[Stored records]
______________________________
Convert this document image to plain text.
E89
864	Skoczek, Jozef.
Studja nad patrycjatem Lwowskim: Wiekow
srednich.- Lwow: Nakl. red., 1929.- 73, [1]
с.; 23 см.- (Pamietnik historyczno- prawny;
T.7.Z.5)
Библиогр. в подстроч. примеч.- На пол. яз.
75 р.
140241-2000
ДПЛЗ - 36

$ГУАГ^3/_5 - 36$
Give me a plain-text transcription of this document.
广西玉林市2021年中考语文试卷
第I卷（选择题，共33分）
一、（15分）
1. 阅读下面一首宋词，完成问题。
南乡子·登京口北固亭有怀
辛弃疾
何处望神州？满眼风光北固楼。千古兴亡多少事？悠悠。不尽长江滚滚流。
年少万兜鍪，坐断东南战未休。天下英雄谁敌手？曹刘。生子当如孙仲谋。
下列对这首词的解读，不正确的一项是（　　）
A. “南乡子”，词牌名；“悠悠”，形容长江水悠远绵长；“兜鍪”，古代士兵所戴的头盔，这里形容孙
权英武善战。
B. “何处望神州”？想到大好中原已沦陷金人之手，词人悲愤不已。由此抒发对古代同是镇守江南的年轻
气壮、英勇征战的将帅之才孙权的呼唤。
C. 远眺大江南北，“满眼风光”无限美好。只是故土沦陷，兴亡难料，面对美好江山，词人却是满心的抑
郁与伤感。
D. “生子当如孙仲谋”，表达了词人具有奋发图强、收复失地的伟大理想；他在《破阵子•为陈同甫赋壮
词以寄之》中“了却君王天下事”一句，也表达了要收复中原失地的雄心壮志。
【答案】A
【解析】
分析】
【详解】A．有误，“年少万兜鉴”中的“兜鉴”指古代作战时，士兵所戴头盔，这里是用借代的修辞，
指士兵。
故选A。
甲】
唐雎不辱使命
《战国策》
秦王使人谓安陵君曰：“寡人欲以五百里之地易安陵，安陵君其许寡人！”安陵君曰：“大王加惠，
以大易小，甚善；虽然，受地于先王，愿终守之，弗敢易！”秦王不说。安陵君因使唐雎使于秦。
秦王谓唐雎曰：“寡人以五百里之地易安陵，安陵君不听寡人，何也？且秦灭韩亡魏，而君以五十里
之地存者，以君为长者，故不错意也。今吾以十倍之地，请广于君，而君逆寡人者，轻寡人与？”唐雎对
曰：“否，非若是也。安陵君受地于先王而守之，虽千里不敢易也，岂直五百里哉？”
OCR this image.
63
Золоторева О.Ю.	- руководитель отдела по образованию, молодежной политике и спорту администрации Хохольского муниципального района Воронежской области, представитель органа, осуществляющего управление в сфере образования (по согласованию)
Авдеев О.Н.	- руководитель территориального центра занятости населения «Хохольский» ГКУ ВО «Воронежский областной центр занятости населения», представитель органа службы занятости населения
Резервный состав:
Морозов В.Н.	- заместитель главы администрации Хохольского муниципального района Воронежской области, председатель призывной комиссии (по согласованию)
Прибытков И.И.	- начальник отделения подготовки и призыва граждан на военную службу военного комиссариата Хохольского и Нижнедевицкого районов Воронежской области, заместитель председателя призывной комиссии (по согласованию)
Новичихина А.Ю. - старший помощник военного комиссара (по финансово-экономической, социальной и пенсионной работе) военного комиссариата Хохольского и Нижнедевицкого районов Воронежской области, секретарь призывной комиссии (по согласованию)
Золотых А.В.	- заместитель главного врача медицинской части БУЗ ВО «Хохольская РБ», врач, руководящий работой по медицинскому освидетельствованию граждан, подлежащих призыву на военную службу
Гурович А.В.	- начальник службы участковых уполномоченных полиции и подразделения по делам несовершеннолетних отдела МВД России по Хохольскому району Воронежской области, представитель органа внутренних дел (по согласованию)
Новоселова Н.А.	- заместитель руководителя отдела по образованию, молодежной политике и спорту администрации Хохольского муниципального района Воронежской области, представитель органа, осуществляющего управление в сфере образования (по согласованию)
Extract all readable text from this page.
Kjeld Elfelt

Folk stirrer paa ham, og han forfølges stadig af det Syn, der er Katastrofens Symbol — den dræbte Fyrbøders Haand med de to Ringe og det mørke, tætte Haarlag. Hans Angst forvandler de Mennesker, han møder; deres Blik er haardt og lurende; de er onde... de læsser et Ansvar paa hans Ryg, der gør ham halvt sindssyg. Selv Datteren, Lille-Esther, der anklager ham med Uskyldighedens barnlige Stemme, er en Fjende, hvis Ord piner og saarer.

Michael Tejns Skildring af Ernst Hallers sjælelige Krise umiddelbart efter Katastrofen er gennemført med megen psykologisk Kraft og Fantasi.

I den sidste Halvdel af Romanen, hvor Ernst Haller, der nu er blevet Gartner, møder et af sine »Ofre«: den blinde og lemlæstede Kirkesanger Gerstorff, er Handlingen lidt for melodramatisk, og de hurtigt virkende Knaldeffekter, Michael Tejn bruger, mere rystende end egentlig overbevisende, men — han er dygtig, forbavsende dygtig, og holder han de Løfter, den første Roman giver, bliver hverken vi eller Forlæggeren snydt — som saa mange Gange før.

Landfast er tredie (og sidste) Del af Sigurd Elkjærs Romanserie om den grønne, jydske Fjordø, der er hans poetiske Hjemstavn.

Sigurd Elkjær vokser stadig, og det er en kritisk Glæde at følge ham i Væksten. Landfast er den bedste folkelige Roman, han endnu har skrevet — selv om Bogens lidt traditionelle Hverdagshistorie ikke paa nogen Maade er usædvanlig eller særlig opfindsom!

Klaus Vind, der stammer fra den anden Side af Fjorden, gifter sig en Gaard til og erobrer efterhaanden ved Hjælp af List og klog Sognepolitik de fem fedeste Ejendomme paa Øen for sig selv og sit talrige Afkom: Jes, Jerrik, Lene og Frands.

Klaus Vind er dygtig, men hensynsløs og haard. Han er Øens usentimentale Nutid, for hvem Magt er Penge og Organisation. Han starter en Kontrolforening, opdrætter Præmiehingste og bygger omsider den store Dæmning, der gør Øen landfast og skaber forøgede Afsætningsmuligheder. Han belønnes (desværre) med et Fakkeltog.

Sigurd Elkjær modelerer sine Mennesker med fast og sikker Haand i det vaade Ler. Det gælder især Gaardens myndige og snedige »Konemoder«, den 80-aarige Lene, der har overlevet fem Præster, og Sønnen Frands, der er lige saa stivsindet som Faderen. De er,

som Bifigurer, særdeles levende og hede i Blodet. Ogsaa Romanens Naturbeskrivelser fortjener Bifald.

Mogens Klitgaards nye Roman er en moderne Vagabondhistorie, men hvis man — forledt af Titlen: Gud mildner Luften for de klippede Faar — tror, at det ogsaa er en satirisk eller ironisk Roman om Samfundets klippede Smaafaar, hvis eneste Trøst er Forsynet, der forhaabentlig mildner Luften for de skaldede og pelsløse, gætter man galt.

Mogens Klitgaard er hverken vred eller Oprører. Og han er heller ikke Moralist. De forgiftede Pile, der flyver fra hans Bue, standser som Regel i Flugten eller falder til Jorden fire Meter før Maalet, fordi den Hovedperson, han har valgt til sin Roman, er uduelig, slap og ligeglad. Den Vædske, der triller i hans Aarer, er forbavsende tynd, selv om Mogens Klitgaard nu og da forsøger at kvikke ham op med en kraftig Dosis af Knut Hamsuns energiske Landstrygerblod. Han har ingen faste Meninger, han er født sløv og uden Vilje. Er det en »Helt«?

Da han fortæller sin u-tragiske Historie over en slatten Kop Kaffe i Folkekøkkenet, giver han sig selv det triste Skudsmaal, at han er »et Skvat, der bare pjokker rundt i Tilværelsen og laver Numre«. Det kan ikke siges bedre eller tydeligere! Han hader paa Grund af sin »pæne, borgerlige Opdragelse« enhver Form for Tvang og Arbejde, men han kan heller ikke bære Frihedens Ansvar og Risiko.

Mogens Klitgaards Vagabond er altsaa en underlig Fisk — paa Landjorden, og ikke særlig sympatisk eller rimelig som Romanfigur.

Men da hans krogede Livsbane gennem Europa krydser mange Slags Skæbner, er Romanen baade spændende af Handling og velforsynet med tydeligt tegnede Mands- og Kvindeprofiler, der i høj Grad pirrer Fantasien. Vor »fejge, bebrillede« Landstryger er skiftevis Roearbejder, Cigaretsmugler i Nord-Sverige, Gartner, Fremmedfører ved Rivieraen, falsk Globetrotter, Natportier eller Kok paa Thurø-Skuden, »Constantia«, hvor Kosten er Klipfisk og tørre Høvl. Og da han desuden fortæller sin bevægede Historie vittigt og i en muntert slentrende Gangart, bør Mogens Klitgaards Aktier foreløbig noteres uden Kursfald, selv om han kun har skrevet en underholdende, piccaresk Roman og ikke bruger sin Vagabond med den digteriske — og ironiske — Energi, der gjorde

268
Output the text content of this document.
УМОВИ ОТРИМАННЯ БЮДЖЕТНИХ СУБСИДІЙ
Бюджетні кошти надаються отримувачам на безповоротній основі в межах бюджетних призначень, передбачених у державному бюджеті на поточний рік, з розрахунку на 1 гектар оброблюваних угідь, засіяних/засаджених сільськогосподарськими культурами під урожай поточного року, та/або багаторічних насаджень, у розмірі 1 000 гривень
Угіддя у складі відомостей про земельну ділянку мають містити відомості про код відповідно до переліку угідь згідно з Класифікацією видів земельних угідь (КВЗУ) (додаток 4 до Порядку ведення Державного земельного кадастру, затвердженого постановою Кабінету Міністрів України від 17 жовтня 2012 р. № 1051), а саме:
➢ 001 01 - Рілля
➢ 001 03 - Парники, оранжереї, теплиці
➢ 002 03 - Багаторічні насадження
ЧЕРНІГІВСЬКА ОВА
______________________________
Copy out every line of the data that includes the word "военную".

Прибытков И.И.	- начальник отделения подготовки и призыва граждан на военную службу военного комиссариата Хохольского и Нижнедевицкого районов Воронежской области, заместитель председателя призывной комиссии (по согласованию)
Золотых А.В.	- заместитель главного врача медицинской части БУЗ ВО «Хохольская РБ», врач, руководящий работой по медицинскому освидетельствованию граждан, подлежащих призыву на военную службу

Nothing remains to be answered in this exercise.